PROBLEM DESCRIPTION:
An exact copy of the records is required, minus the pictures they hold.

(Collected data)
● ● ● ●
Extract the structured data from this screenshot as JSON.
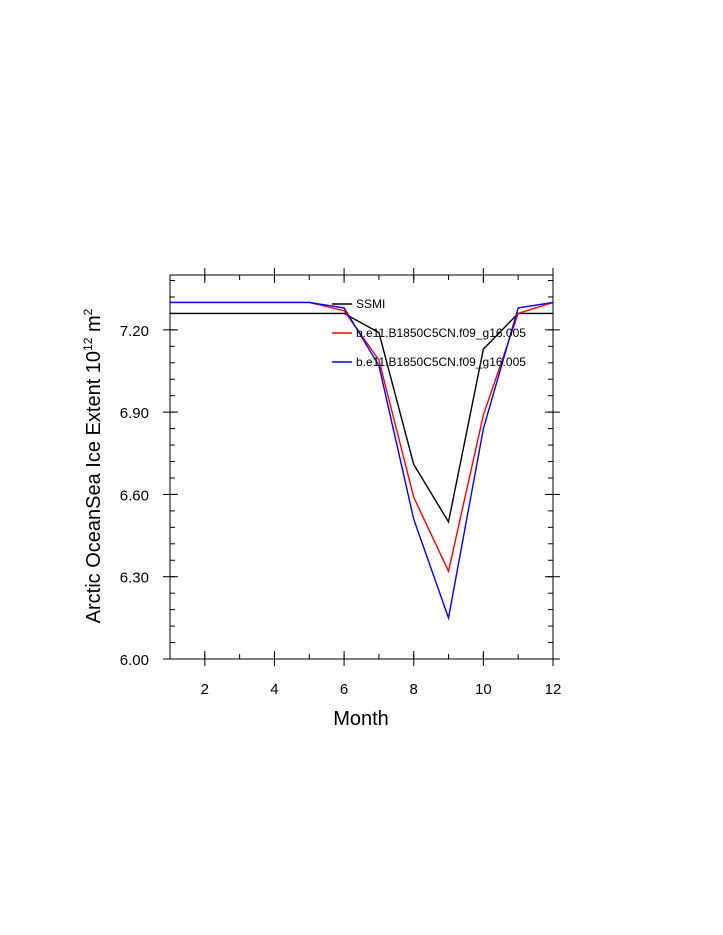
{
  "chart_data": {
    "type": "line",
    "xlabel": "Month",
    "ylabel": "Arctic OceanSea Ice Extent 10",
    "ylabel_sup": "12",
    "ylabel_unit": " m",
    "ylabel_unit_sup": "2",
    "xlim": [
      1,
      12
    ],
    "ylim": [
      6.0,
      7.4
    ],
    "xticks": [
      2,
      4,
      6,
      8,
      10,
      12
    ],
    "xtick_labels": [
      "2",
      "4",
      "6",
      "8",
      "10",
      "12"
    ],
    "yticks": [
      6.0,
      6.3,
      6.6,
      6.9,
      7.2
    ],
    "ytick_labels": [
      "6.00",
      "6.30",
      "6.60",
      "6.90",
      "7.20"
    ],
    "legend_position": "top-right",
    "series": [
      {
        "name": "SSMI",
        "color": "#000000",
        "x": [
          1,
          2,
          3,
          4,
          5,
          6,
          7,
          8,
          9,
          10,
          11,
          12
        ],
        "values": [
          7.26,
          7.26,
          7.26,
          7.26,
          7.26,
          7.26,
          7.19,
          6.71,
          6.5,
          7.13,
          7.26,
          7.26
        ]
      },
      {
        "name": "b.e11.B1850C5CN.f09_g16.005",
        "color": "#ff0000",
        "x": [
          1,
          2,
          3,
          4,
          5,
          6,
          7,
          8,
          9,
          10,
          11,
          12
        ],
        "values": [
          7.3,
          7.3,
          7.3,
          7.3,
          7.3,
          7.27,
          7.09,
          6.59,
          6.32,
          6.89,
          7.26,
          7.3
        ]
      },
      {
        "name": "b.e11.B1850C5CN.f09_g16.005",
        "color": "#0000ff",
        "x": [
          1,
          2,
          3,
          4,
          5,
          6,
          7,
          8,
          9,
          10,
          11,
          12
        ],
        "values": [
          7.3,
          7.3,
          7.3,
          7.3,
          7.3,
          7.28,
          7.07,
          6.51,
          6.15,
          6.84,
          7.28,
          7.3
        ]
      }
    ]
  }
}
● ● ● ●
FINISHED EXERCISE:
Extract the structured data from this screenshot as JSON.
{
  "chart_data": {
    "type": "line",
    "xlabel": "Month",
    "ylabel": "Arctic OceanSea Ice Extent 10",
    "ylabel_sup": "12",
    "ylabel_unit": " m",
    "ylabel_unit_sup": "2",
    "xlim": [
      1,
      12
    ],
    "ylim": [
      6.0,
      7.4
    ],
    "xticks": [
      2,
      4,
      6,
      8,
      10,
      12
    ],
    "xtick_labels": [
      "2",
      "4",
      "6",
      "8",
      "10",
      "12"
    ],
    "yticks": [
      6.0,
      6.3,
      6.6,
      6.9,
      7.2
    ],
    "ytick_labels": [
      "6.00",
      "6.30",
      "6.60",
      "6.90",
      "7.20"
    ],
    "legend_position": "top-right",
    "series": [
      {
        "name": "SSMI",
        "color": "#000000",
        "x": [
          1,
          2,
          3,
          4,
          5,
          6,
          7,
          8,
          9,
          10,
          11,
          12
        ],
        "values": [
          7.26,
          7.26,
          7.26,
          7.26,
          7.26,
          7.26,
          7.19,
          6.71,
          6.5,
          7.13,
          7.26,
          7.26
        ]
      },
      {
        "name": "b.e11.B1850C5CN.f09_g16.005",
        "color": "#ff0000",
        "x": [
          1,
          2,
          3,
          4,
          5,
          6,
          7,
          8,
          9,
          10,
          11,
          12
        ],
        "values": [
          7.3,
          7.3,
          7.3,
          7.3,
          7.3,
          7.27,
          7.09,
          6.59,
          6.32,
          6.89,
          7.26,
          7.3
        ]
      },
      {
        "name": "b.e11.B1850C5CN.f09_g16.005",
        "color": "#0000ff",
        "x": [
          1,
          2,
          3,
          4,
          5,
          6,
          7,
          8,
          9,
          10,
          11,
          12
        ],
        "values": [
          7.3,
          7.3,
          7.3,
          7.3,
          7.3,
          7.28,
          7.07,
          6.51,
          6.15,
          6.84,
          7.28,
          7.3
        ]
      }
    ]
  }
}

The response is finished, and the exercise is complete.